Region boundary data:
# # # # #

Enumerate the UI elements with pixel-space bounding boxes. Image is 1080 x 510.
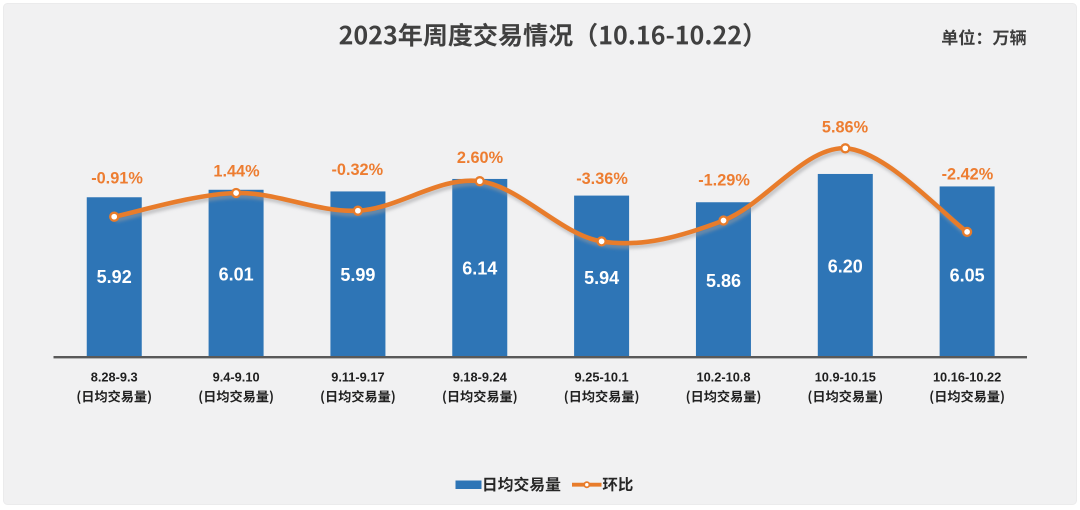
svg-text:5.92: 5.92	[97, 267, 132, 287]
svg-text:1.44%: 1.44%	[213, 163, 260, 181]
svg-text:10.2-10.8: 10.2-10.8	[696, 370, 750, 385]
svg-text:-0.32%: -0.32%	[332, 161, 384, 179]
svg-text:9.18-9.24: 9.18-9.24	[453, 370, 508, 385]
svg-text:5.94: 5.94	[584, 268, 619, 288]
svg-text:10.16-10.22: 10.16-10.22	[933, 370, 1001, 385]
svg-text:10.9-10.15: 10.9-10.15	[815, 370, 876, 385]
svg-text:5.86: 5.86	[706, 271, 741, 291]
svg-text:-3.36%: -3.36%	[576, 170, 628, 188]
svg-text:8.28-9.3: 8.28-9.3	[91, 370, 138, 385]
svg-text:-1.29%: -1.29%	[698, 171, 750, 189]
svg-text:9.11-9.17: 9.11-9.17	[331, 370, 384, 385]
svg-text:6.20: 6.20	[828, 257, 863, 277]
svg-text:2.60%: 2.60%	[457, 149, 504, 167]
svg-text:5.86%: 5.86%	[822, 118, 869, 136]
svg-text:6.05: 6.05	[950, 265, 985, 285]
svg-text:6.01: 6.01	[219, 265, 254, 285]
svg-text:9.25-10.1: 9.25-10.1	[575, 370, 629, 385]
svg-text:9.4-9.10: 9.4-9.10	[213, 370, 260, 385]
svg-text:6.14: 6.14	[462, 258, 497, 278]
svg-text:5.99: 5.99	[340, 265, 375, 285]
svg-text:-0.91%: -0.91%	[91, 170, 143, 188]
svg-text:-2.42%: -2.42%	[942, 165, 994, 183]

# # # # #

● Stated task
Recast the lines of the material above as a Markdown table with the columns Row and Line, numbering each line in the Row column and leaving out blank lines and pictures.

● Answer to this exercise
| Row | Line |
|---|---|
| 1 | Enumerate the UI elements with pixel-space bounding boxes. Image is 1080 x 510. |
| 2 | svg-text:5.92: 5.92	[97, 267, 132, 287] |
| 3 | svg-text:1.44%: 1.44%	[213, 163, 260, 181] |
| 4 | svg-text:10.2-10.8: 10.2-10.8	[696, 370, 750, 385] |
| 5 | svg-text:-0.32%: -0.32%	[332, 161, 384, 179] |
| 6 | svg-text:9.18-9.24: 9.18-9.24	[453, 370, 508, 385] |
| 7 | svg-text:5.94: 5.94	[584, 268, 619, 288] |
| 8 | svg-text:10.16-10.22: 10.16-10.22	[933, 370, 1001, 385] |
| 9 | svg-text:10.9-10.15: 10.9-10.15	[815, 370, 876, 385] |
| 10 | svg-text:5.86: 5.86	[706, 271, 741, 291] |
| 11 | svg-text:-3.36%: -3.36%	[576, 170, 628, 188] |
| 12 | svg-text:8.28-9.3: 8.28-9.3	[91, 370, 138, 385] |
| 13 | svg-text:-1.29%: -1.29%	[698, 171, 750, 189] |
| 14 | svg-text:9.11-9.17: 9.11-9.17	[331, 370, 384, 385] |
| 15 | svg-text:6.20: 6.20	[828, 257, 863, 277] |
| 16 | svg-text:2.60%: 2.60%	[457, 149, 504, 167] |
| 17 | svg-text:5.86%: 5.86%	[822, 118, 869, 136] |
| 18 | svg-text:6.05: 6.05	[950, 265, 985, 285] |
| 19 | svg-text:6.01: 6.01	[219, 265, 254, 285] |
| 20 | svg-text:9.25-10.1: 9.25-10.1	[575, 370, 629, 385] |
| 21 | svg-text:9.4-9.10: 9.4-9.10	[213, 370, 260, 385] |
| 22 | svg-text:6.14: 6.14	[462, 258, 497, 278] |
| 23 | svg-text:5.99: 5.99	[340, 265, 375, 285] |
| 24 | svg-text:-0.91%: -0.91%	[91, 170, 143, 188] |
| 25 | svg-text:-2.42%: -2.42%	[942, 165, 994, 183] |